▶ [RECORDS SUPPLIED]
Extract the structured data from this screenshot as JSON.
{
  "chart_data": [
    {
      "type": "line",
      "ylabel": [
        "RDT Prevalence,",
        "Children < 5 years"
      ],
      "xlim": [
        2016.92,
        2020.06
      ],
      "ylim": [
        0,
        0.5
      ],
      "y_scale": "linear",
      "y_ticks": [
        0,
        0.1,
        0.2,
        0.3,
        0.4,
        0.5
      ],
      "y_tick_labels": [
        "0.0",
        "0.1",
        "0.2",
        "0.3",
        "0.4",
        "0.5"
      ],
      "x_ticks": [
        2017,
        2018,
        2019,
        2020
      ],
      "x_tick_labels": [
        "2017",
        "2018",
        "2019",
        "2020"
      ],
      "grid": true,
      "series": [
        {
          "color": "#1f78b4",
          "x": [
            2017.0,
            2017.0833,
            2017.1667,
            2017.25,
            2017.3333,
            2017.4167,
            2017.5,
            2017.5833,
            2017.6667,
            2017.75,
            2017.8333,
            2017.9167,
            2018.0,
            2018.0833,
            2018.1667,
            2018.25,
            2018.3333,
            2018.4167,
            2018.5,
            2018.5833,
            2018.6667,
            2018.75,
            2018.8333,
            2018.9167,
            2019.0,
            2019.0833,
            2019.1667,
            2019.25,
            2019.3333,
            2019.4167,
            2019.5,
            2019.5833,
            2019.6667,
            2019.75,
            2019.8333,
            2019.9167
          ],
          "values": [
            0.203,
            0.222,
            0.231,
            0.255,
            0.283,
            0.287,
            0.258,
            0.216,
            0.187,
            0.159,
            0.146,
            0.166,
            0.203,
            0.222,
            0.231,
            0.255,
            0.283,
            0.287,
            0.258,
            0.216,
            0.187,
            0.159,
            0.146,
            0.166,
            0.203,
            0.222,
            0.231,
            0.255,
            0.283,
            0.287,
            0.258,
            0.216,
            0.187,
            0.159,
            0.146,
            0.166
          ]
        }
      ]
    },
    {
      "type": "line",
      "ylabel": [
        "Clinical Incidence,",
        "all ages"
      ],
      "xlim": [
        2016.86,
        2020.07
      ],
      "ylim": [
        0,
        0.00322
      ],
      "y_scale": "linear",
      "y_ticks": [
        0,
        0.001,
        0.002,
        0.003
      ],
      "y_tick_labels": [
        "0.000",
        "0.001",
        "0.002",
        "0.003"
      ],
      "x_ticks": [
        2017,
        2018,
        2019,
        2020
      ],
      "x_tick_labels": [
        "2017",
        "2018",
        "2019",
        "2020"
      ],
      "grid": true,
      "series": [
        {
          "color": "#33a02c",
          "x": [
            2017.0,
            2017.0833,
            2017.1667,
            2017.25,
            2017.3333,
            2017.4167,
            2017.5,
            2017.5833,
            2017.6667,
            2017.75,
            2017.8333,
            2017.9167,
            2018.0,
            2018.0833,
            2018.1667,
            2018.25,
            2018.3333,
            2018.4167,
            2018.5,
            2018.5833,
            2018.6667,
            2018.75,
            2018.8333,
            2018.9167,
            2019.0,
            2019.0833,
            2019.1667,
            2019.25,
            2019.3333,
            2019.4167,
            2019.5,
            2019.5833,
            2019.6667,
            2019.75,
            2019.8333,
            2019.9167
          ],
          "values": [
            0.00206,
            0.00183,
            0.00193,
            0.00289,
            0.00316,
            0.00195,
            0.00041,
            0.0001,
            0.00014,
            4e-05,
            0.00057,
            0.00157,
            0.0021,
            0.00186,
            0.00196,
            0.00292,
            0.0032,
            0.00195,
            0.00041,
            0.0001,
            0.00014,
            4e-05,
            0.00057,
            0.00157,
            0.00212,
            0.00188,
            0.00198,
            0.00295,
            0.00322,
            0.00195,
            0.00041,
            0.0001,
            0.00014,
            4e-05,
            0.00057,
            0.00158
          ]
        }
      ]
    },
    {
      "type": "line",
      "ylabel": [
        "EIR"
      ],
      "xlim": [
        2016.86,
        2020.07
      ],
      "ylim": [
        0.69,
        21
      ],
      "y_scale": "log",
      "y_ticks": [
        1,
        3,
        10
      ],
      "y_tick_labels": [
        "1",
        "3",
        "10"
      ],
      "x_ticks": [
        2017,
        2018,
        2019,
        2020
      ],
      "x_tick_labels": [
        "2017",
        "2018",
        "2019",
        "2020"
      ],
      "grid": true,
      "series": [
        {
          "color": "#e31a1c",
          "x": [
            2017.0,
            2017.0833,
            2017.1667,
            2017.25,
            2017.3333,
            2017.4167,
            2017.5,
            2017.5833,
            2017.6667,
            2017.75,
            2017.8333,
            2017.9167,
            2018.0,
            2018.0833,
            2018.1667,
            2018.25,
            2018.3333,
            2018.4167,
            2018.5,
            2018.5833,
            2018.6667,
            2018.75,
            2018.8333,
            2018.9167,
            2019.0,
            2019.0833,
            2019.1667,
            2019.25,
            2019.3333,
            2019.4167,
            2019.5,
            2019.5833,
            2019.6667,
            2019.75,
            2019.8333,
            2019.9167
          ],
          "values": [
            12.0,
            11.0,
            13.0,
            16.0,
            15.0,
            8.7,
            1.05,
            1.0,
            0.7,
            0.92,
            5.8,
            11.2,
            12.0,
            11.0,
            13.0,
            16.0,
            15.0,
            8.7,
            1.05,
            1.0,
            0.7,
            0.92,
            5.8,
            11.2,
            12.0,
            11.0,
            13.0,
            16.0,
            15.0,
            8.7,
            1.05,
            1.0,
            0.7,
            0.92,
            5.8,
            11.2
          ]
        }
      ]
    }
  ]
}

▶ [WHAT THE TASK ASKS]
Repeat every entry exactly, please.

▶ [COMPLETE ANSWER]
Extract the structured data from this screenshot as JSON.
{
  "chart_data": [
    {
      "type": "line",
      "ylabel": [
        "RDT Prevalence,",
        "Children < 5 years"
      ],
      "xlim": [
        2016.92,
        2020.06
      ],
      "ylim": [
        0,
        0.5
      ],
      "y_scale": "linear",
      "y_ticks": [
        0,
        0.1,
        0.2,
        0.3,
        0.4,
        0.5
      ],
      "y_tick_labels": [
        "0.0",
        "0.1",
        "0.2",
        "0.3",
        "0.4",
        "0.5"
      ],
      "x_ticks": [
        2017,
        2018,
        2019,
        2020
      ],
      "x_tick_labels": [
        "2017",
        "2018",
        "2019",
        "2020"
      ],
      "grid": true,
      "series": [
        {
          "color": "#1f78b4",
          "x": [
            2017.0,
            2017.0833,
            2017.1667,
            2017.25,
            2017.3333,
            2017.4167,
            2017.5,
            2017.5833,
            2017.6667,
            2017.75,
            2017.8333,
            2017.9167,
            2018.0,
            2018.0833,
            2018.1667,
            2018.25,
            2018.3333,
            2018.4167,
            2018.5,
            2018.5833,
            2018.6667,
            2018.75,
            2018.8333,
            2018.9167,
            2019.0,
            2019.0833,
            2019.1667,
            2019.25,
            2019.3333,
            2019.4167,
            2019.5,
            2019.5833,
            2019.6667,
            2019.75,
            2019.8333,
            2019.9167
          ],
          "values": [
            0.203,
            0.222,
            0.231,
            0.255,
            0.283,
            0.287,
            0.258,
            0.216,
            0.187,
            0.159,
            0.146,
            0.166,
            0.203,
            0.222,
            0.231,
            0.255,
            0.283,
            0.287,
            0.258,
            0.216,
            0.187,
            0.159,
            0.146,
            0.166,
            0.203,
            0.222,
            0.231,
            0.255,
            0.283,
            0.287,
            0.258,
            0.216,
            0.187,
            0.159,
            0.146,
            0.166
          ]
        }
      ]
    },
    {
      "type": "line",
      "ylabel": [
        "Clinical Incidence,",
        "all ages"
      ],
      "xlim": [
        2016.86,
        2020.07
      ],
      "ylim": [
        0,
        0.00322
      ],
      "y_scale": "linear",
      "y_ticks": [
        0,
        0.001,
        0.002,
        0.003
      ],
      "y_tick_labels": [
        "0.000",
        "0.001",
        "0.002",
        "0.003"
      ],
      "x_ticks": [
        2017,
        2018,
        2019,
        2020
      ],
      "x_tick_labels": [
        "2017",
        "2018",
        "2019",
        "2020"
      ],
      "grid": true,
      "series": [
        {
          "color": "#33a02c",
          "x": [
            2017.0,
            2017.0833,
            2017.1667,
            2017.25,
            2017.3333,
            2017.4167,
            2017.5,
            2017.5833,
            2017.6667,
            2017.75,
            2017.8333,
            2017.9167,
            2018.0,
            2018.0833,
            2018.1667,
            2018.25,
            2018.3333,
            2018.4167,
            2018.5,
            2018.5833,
            2018.6667,
            2018.75,
            2018.8333,
            2018.9167,
            2019.0,
            2019.0833,
            2019.1667,
            2019.25,
            2019.3333,
            2019.4167,
            2019.5,
            2019.5833,
            2019.6667,
            2019.75,
            2019.8333,
            2019.9167
          ],
          "values": [
            0.00206,
            0.00183,
            0.00193,
            0.00289,
            0.00316,
            0.00195,
            0.00041,
            0.0001,
            0.00014,
            4e-05,
            0.00057,
            0.00157,
            0.0021,
            0.00186,
            0.00196,
            0.00292,
            0.0032,
            0.00195,
            0.00041,
            0.0001,
            0.00014,
            4e-05,
            0.00057,
            0.00157,
            0.00212,
            0.00188,
            0.00198,
            0.00295,
            0.00322,
            0.00195,
            0.00041,
            0.0001,
            0.00014,
            4e-05,
            0.00057,
            0.00158
          ]
        }
      ]
    },
    {
      "type": "line",
      "ylabel": [
        "EIR"
      ],
      "xlim": [
        2016.86,
        2020.07
      ],
      "ylim": [
        0.69,
        21
      ],
      "y_scale": "log",
      "y_ticks": [
        1,
        3,
        10
      ],
      "y_tick_labels": [
        "1",
        "3",
        "10"
      ],
      "x_ticks": [
        2017,
        2018,
        2019,
        2020
      ],
      "x_tick_labels": [
        "2017",
        "2018",
        "2019",
        "2020"
      ],
      "grid": true,
      "series": [
        {
          "color": "#e31a1c",
          "x": [
            2017.0,
            2017.0833,
            2017.1667,
            2017.25,
            2017.3333,
            2017.4167,
            2017.5,
            2017.5833,
            2017.6667,
            2017.75,
            2017.8333,
            2017.9167,
            2018.0,
            2018.0833,
            2018.1667,
            2018.25,
            2018.3333,
            2018.4167,
            2018.5,
            2018.5833,
            2018.6667,
            2018.75,
            2018.8333,
            2018.9167,
            2019.0,
            2019.0833,
            2019.1667,
            2019.25,
            2019.3333,
            2019.4167,
            2019.5,
            2019.5833,
            2019.6667,
            2019.75,
            2019.8333,
            2019.9167
          ],
          "values": [
            12.0,
            11.0,
            13.0,
            16.0,
            15.0,
            8.7,
            1.05,
            1.0,
            0.7,
            0.92,
            5.8,
            11.2,
            12.0,
            11.0,
            13.0,
            16.0,
            15.0,
            8.7,
            1.05,
            1.0,
            0.7,
            0.92,
            5.8,
            11.2,
            12.0,
            11.0,
            13.0,
            16.0,
            15.0,
            8.7,
            1.05,
            1.0,
            0.7,
            0.92,
            5.8,
            11.2
          ]
        }
      ]
    }
  ]
}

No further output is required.